Set out the material below as a Markdown table with a "Row" column numbering each line and a "Line" column holding the line itself, leaving out any blank lines.
- - -
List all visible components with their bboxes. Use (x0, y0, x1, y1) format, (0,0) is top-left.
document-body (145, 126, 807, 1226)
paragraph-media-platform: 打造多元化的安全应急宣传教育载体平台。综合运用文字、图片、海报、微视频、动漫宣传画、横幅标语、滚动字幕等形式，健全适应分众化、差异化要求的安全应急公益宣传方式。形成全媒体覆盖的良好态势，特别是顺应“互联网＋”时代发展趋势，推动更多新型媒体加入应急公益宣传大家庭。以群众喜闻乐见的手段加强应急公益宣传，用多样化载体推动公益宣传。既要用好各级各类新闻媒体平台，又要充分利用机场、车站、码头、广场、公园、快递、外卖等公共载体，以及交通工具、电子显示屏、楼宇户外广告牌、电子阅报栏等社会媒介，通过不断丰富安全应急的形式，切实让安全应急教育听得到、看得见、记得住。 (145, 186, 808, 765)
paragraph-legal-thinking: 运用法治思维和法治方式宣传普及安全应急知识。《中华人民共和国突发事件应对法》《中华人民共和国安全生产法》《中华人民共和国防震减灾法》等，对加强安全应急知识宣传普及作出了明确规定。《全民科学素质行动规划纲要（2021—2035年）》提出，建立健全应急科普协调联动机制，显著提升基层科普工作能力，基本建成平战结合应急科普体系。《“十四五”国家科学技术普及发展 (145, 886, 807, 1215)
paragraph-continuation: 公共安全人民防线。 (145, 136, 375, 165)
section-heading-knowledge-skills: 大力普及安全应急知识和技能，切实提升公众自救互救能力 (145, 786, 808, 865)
- - -
## Answer to the task
| Row | Line |
|---|---|
| 1 | List all visible components with their bboxes. Use (x0, y0, x1, y1) format, (0,0) is top-left. |
| 2 | document-body (145, 126, 807, 1226) |
| 3 | paragraph-media-platform: 打造多元化的安全应急宣传教育载体平台。综合运用文字、图片、海报、微视频、动漫宣传画、横幅标语、滚动字幕等形式，健全适应分众化、差异化要求的安全应急公益宣传方式。形成全媒体覆盖的良好态势，特别是顺应“互联网＋”时代发展趋势，推动更多新型媒体加入应急公益宣传大家庭。以群众喜闻乐见的手段加强应急公益宣传，用多样化载体推动公益宣传。既要用好各级各类新闻媒体平台，又要充分利用机场、车站、码头、广场、公园、快递、外卖等公共载体，以及交通工具、电子显示屏、楼宇户外广告牌、电子阅报栏等社会媒介，通过不断丰富安全应急的形式，切实让安全应急教育听得到、看得见、记得住。 (145, 186, 808, 765) |
| 4 | paragraph-legal-thinking: 运用法治思维和法治方式宣传普及安全应急知识。《中华人民共和国突发事件应对法》《中华人民共和国安全生产法》《中华人民共和国防震减灾法》等，对加强安全应急知识宣传普及作出了明确规定。《全民科学素质行动规划纲要（2021—2035年）》提出，建立健全应急科普协调联动机制，显著提升基层科普工作能力，基本建成平战结合应急科普体系。《“十四五”国家科学技术普及发展 (145, 886, 807, 1215) |
| 5 | paragraph-continuation: 公共安全人民防线。 (145, 136, 375, 165) |
| 6 | section-heading-knowledge-skills: 大力普及安全应急知识和技能，切实提升公众自救互救能力 (145, 786, 808, 865) |